> _WHAT YOU ARE ASKED TO DO_
Go through the data below and gather each line containing "name".

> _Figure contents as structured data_
□ □ □

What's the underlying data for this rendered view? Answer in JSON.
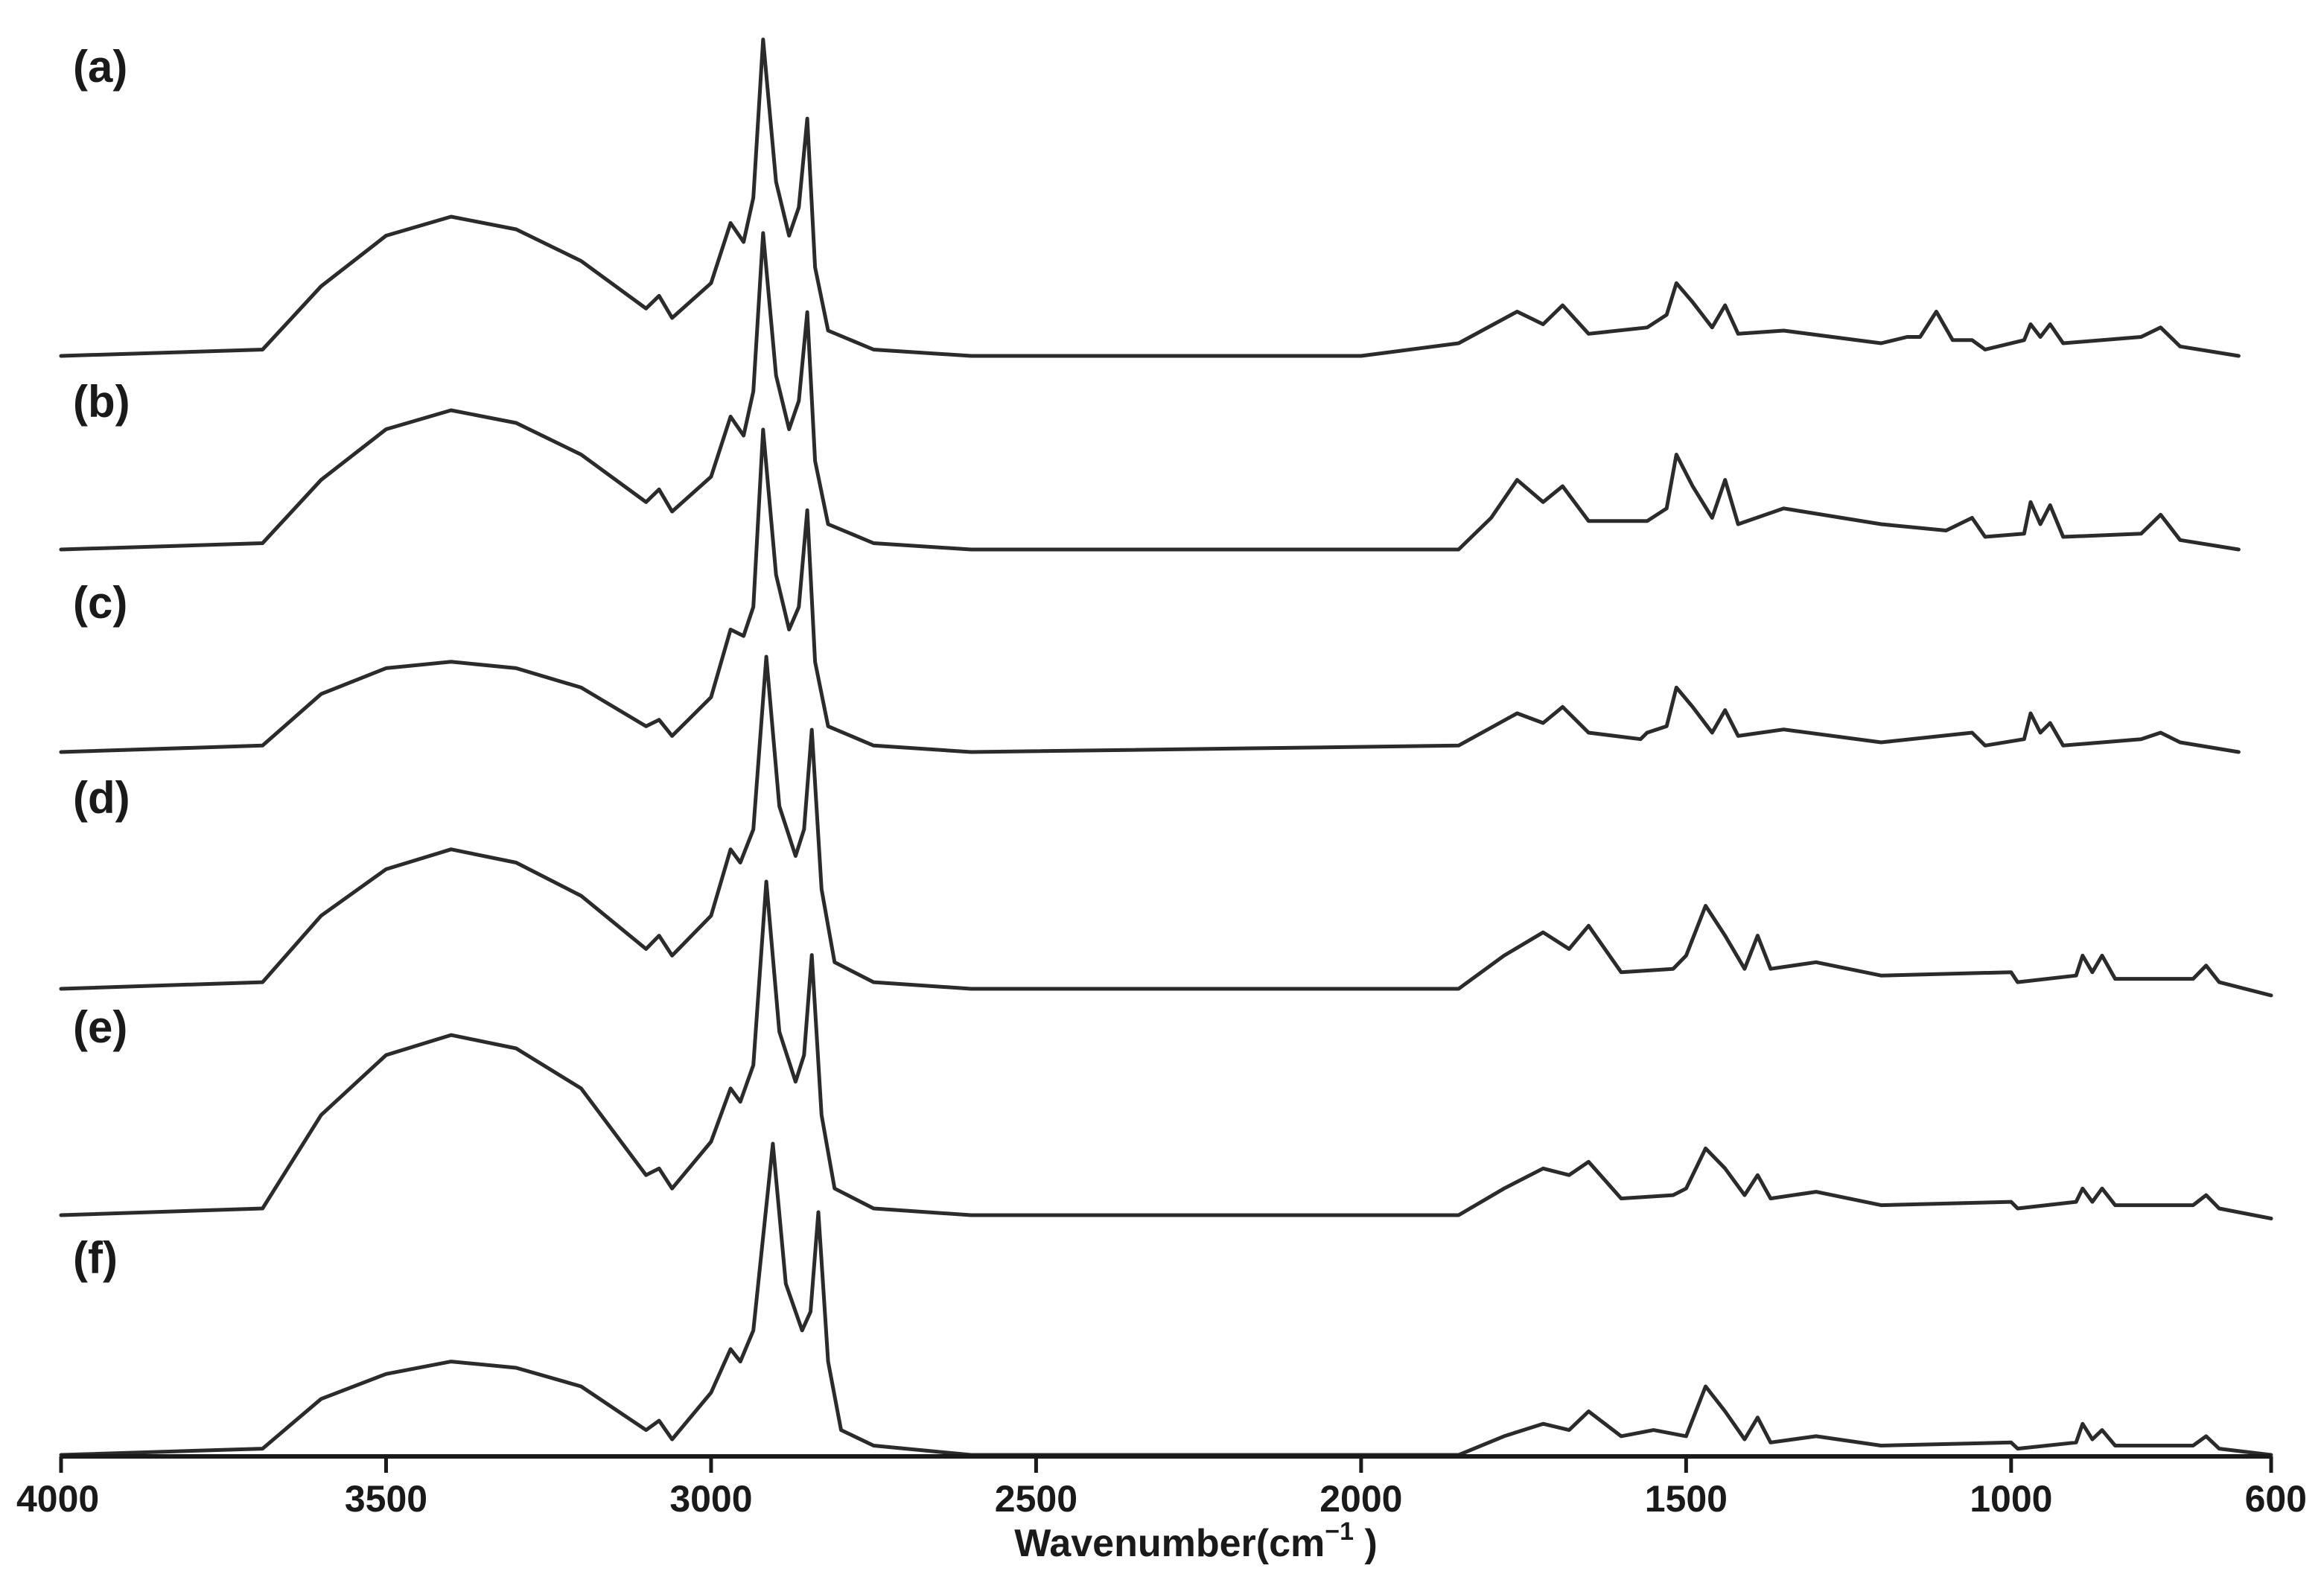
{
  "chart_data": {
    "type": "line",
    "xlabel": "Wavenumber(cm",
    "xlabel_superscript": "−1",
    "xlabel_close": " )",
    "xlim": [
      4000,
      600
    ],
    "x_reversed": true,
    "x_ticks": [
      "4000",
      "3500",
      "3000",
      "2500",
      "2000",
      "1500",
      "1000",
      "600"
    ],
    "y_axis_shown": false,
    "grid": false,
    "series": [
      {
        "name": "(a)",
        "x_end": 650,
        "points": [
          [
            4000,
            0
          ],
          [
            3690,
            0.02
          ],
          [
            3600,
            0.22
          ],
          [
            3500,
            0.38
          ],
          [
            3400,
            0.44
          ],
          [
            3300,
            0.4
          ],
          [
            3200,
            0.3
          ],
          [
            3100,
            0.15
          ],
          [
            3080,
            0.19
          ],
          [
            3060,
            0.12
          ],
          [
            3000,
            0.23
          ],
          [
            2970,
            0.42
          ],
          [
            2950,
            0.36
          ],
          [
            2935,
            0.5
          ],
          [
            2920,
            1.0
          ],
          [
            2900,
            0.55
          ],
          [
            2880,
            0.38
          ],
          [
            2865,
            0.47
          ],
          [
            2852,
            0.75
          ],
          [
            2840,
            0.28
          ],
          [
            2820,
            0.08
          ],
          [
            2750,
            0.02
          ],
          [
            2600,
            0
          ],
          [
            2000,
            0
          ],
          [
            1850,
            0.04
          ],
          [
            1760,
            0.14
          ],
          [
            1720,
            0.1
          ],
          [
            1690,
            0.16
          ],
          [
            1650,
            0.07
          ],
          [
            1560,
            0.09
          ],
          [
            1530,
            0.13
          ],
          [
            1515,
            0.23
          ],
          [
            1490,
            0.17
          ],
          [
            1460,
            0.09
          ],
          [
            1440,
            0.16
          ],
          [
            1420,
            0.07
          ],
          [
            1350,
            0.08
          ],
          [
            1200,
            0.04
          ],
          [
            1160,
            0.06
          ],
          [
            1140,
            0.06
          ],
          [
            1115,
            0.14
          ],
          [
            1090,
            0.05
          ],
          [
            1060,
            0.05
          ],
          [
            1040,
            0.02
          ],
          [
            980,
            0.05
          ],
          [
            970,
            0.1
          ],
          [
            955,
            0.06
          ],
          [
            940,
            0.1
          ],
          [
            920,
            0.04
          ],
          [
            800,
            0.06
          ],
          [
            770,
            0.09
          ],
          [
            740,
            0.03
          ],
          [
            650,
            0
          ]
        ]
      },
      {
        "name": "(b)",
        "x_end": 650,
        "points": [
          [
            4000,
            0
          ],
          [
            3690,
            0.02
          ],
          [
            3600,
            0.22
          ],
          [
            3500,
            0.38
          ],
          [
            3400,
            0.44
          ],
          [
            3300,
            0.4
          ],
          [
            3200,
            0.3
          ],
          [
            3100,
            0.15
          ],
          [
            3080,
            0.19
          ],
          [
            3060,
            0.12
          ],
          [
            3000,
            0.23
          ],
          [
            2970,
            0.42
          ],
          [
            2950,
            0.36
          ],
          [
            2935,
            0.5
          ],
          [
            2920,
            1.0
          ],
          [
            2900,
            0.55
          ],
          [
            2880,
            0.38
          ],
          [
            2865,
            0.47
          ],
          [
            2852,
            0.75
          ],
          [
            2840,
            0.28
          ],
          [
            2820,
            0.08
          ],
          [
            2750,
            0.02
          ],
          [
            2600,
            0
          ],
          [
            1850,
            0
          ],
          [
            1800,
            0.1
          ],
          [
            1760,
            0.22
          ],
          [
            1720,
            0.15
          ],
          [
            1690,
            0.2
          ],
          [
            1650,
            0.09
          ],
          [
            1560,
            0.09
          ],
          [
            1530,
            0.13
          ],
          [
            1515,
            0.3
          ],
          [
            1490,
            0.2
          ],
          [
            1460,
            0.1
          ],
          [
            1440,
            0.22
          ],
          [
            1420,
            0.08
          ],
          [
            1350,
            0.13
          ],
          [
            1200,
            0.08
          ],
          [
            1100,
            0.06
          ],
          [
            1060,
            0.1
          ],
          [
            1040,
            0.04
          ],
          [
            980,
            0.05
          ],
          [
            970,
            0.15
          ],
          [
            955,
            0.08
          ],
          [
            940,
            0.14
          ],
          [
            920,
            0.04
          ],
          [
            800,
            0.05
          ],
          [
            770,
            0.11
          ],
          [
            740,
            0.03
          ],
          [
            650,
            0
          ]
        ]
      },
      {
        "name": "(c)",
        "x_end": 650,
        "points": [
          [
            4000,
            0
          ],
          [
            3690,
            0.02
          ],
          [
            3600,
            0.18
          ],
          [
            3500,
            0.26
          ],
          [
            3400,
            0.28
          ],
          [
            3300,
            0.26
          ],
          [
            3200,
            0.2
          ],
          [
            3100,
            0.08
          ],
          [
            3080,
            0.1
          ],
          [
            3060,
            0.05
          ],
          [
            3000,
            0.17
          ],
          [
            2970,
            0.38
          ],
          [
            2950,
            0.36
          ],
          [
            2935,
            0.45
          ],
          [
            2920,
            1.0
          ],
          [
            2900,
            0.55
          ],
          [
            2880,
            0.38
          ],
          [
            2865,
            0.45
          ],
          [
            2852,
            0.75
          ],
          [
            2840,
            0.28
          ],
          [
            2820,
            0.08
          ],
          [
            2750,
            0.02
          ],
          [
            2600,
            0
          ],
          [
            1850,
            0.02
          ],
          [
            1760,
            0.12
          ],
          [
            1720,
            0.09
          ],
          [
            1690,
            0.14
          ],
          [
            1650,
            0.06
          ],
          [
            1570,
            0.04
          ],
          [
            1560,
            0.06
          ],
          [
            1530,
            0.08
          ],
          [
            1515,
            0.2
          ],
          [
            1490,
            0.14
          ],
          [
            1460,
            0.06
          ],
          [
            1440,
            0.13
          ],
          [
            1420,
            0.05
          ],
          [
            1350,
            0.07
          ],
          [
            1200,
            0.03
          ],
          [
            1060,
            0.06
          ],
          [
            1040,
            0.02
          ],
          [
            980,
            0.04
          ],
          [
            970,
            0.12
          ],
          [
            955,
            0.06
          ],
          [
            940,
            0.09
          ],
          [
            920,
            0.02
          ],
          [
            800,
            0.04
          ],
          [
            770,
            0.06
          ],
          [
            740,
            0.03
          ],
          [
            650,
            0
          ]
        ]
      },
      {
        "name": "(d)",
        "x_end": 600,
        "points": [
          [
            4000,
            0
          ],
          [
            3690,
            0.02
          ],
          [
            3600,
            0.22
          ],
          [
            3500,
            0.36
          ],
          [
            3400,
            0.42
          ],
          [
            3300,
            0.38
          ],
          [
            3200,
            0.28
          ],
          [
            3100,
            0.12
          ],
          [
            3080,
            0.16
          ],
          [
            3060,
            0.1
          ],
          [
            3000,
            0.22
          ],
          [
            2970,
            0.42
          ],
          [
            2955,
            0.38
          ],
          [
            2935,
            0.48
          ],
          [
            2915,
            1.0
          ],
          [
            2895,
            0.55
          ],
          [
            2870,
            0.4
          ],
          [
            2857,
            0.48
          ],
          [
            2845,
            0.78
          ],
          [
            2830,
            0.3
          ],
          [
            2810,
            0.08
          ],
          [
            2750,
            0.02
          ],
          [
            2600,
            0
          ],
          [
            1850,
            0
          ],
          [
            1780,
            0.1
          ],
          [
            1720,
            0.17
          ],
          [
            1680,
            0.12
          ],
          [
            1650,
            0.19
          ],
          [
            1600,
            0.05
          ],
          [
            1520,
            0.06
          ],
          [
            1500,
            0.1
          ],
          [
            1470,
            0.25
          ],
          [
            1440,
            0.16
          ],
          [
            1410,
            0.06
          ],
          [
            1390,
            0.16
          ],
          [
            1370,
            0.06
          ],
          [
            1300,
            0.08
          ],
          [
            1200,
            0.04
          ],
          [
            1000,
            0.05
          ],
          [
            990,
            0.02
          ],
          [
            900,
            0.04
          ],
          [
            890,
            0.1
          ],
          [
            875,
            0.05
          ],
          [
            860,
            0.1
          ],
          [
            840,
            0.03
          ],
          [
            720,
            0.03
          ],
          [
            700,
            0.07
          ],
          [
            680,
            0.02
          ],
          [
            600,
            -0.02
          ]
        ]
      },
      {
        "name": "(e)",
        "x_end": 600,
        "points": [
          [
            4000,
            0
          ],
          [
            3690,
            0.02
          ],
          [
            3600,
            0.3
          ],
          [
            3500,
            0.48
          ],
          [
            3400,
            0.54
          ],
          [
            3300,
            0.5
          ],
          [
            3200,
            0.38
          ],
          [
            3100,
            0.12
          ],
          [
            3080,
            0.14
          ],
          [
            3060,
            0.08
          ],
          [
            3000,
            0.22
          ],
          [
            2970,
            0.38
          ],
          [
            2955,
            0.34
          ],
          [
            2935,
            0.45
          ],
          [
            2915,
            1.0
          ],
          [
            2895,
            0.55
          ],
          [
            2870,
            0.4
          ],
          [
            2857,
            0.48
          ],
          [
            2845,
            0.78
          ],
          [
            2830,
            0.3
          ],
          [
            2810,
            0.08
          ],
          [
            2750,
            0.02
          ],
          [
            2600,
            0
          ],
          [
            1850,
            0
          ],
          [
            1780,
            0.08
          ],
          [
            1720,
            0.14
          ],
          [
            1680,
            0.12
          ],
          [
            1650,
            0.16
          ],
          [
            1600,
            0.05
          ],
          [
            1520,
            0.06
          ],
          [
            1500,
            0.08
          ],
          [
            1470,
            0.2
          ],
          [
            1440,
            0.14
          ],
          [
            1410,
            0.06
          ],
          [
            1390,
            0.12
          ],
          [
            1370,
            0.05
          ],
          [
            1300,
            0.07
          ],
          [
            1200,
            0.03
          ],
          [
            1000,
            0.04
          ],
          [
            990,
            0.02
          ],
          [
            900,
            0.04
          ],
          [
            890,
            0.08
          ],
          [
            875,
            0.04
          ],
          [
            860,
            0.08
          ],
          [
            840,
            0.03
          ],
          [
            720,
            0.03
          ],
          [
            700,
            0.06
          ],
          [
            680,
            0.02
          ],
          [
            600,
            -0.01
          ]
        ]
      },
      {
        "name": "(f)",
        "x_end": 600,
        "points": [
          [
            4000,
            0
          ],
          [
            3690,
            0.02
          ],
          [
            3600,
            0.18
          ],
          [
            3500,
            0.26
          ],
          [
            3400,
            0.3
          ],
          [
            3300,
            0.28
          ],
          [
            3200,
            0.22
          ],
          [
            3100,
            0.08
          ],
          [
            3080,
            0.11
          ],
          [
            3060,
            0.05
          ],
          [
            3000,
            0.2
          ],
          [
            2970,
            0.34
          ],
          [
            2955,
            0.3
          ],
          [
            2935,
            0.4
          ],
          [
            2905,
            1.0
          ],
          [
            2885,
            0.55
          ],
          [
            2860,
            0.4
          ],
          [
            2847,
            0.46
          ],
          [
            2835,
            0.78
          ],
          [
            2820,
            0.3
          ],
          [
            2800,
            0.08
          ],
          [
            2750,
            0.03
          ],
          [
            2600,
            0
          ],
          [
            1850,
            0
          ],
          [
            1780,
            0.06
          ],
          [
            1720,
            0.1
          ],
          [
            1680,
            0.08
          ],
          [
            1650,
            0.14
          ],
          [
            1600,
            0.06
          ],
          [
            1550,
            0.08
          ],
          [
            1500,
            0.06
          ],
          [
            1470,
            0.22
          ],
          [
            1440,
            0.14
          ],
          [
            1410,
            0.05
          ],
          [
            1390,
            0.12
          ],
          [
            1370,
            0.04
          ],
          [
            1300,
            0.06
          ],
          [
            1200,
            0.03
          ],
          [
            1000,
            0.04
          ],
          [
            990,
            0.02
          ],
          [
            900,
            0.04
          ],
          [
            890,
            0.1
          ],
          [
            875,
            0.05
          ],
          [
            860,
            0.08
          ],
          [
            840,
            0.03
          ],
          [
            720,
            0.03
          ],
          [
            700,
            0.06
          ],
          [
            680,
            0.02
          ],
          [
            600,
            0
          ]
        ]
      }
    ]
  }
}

□ □ □

> _SOLVED EXERCISE_
        "name": "(a)",
        "name": "(b)",
        "name": "(c)",
        "name": "(d)",
        "name": "(e)",
        "name": "(f)",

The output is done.